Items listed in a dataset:

----------------

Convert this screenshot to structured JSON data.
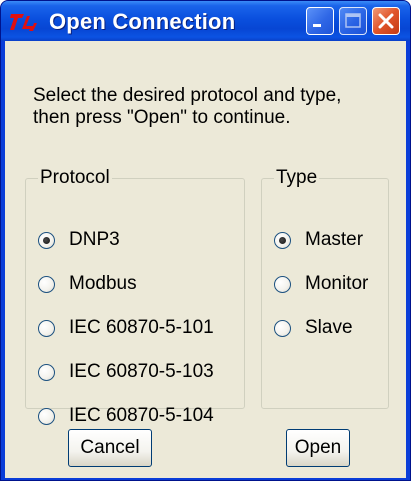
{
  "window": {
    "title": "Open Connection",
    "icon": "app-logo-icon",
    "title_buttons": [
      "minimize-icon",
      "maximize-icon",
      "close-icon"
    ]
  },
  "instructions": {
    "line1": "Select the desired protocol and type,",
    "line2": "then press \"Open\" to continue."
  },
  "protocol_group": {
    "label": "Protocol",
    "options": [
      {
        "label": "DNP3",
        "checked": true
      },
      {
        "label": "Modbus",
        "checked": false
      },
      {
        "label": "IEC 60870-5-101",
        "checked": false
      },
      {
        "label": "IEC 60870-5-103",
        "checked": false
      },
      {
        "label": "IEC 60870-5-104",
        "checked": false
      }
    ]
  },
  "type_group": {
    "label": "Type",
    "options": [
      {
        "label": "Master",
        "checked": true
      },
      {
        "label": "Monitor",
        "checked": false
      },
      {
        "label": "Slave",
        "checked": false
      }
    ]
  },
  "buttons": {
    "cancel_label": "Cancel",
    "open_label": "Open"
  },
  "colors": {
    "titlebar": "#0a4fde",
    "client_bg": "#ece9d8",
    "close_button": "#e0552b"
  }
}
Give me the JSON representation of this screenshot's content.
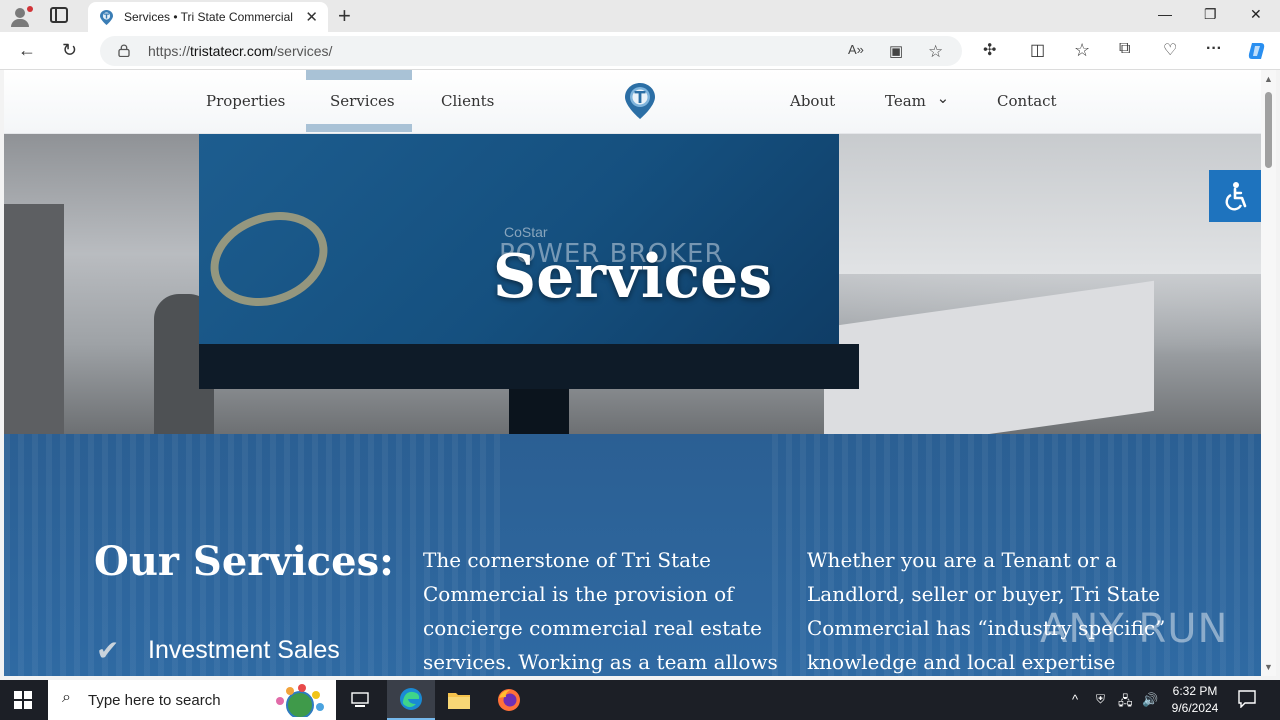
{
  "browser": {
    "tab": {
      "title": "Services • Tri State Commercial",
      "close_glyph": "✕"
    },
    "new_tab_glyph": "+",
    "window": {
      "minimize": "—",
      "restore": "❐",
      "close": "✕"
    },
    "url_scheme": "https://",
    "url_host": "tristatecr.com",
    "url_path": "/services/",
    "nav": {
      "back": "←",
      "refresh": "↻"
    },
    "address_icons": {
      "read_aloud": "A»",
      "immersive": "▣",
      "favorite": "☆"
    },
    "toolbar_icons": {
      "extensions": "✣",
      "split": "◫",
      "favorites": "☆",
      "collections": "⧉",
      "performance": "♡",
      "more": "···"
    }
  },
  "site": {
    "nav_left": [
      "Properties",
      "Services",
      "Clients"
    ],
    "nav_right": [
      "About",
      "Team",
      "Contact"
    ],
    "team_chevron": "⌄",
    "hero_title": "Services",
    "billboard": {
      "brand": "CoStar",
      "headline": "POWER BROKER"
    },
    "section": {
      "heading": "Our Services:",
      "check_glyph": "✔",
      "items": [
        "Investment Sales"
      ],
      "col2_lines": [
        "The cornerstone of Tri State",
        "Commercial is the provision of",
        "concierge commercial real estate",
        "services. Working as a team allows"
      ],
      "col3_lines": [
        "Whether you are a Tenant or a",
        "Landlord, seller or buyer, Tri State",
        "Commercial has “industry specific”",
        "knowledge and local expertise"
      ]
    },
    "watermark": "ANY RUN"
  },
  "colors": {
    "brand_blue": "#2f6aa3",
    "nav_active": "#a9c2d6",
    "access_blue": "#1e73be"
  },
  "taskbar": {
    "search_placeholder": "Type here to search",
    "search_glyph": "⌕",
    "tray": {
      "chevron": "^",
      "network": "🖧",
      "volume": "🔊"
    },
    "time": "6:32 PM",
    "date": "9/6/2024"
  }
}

----------------

Transcribe the material exactly, and leave out whatever pictures it holds.

-- Full solution --
Convert this screenshot to structured JSON data.
{
  "window": {
    "title": "Open Connection",
    "icon": "app-logo-icon",
    "title_buttons": [
      "minimize-icon",
      "maximize-icon",
      "close-icon"
    ]
  },
  "instructions": {
    "line1": "Select the desired protocol and type,",
    "line2": "then press \"Open\" to continue."
  },
  "protocol_group": {
    "label": "Protocol",
    "options": [
      {
        "label": "DNP3",
        "checked": true
      },
      {
        "label": "Modbus",
        "checked": false
      },
      {
        "label": "IEC 60870-5-101",
        "checked": false
      },
      {
        "label": "IEC 60870-5-103",
        "checked": false
      },
      {
        "label": "IEC 60870-5-104",
        "checked": false
      }
    ]
  },
  "type_group": {
    "label": "Type",
    "options": [
      {
        "label": "Master",
        "checked": true
      },
      {
        "label": "Monitor",
        "checked": false
      },
      {
        "label": "Slave",
        "checked": false
      }
    ]
  },
  "buttons": {
    "cancel_label": "Cancel",
    "open_label": "Open"
  },
  "colors": {
    "titlebar": "#0a4fde",
    "client_bg": "#ece9d8",
    "close_button": "#e0552b"
  }
}
Give me the JSON representation of this screenshot's content.
{
  "browser": {
    "tab": {
      "title": "Services • Tri State Commercial",
      "close_glyph": "✕"
    },
    "new_tab_glyph": "+",
    "window": {
      "minimize": "—",
      "restore": "❐",
      "close": "✕"
    },
    "url_scheme": "https://",
    "url_host": "tristatecr.com",
    "url_path": "/services/",
    "nav": {
      "back": "←",
      "refresh": "↻"
    },
    "address_icons": {
      "read_aloud": "A»",
      "immersive": "▣",
      "favorite": "☆"
    },
    "toolbar_icons": {
      "extensions": "✣",
      "split": "◫",
      "favorites": "☆",
      "collections": "⧉",
      "performance": "♡",
      "more": "···"
    }
  },
  "site": {
    "nav_left": [
      "Properties",
      "Services",
      "Clients"
    ],
    "nav_right": [
      "About",
      "Team",
      "Contact"
    ],
    "team_chevron": "⌄",
    "hero_title": "Services",
    "billboard": {
      "brand": "CoStar",
      "headline": "POWER BROKER"
    },
    "section": {
      "heading": "Our Services:",
      "check_glyph": "✔",
      "items": [
        "Investment Sales"
      ],
      "col2_lines": [
        "The cornerstone of Tri State",
        "Commercial is the provision of",
        "concierge commercial real estate",
        "services. Working as a team allows"
      ],
      "col3_lines": [
        "Whether you are a Tenant or a",
        "Landlord, seller or buyer, Tri State",
        "Commercial has “industry specific”",
        "knowledge and local expertise"
      ]
    },
    "watermark": "ANY RUN"
  },
  "colors": {
    "brand_blue": "#2f6aa3",
    "nav_active": "#a9c2d6",
    "access_blue": "#1e73be"
  },
  "taskbar": {
    "search_placeholder": "Type here to search",
    "search_glyph": "⌕",
    "tray": {
      "chevron": "^",
      "network": "🖧",
      "volume": "🔊"
    },
    "time": "6:32 PM",
    "date": "9/6/2024"
  }
}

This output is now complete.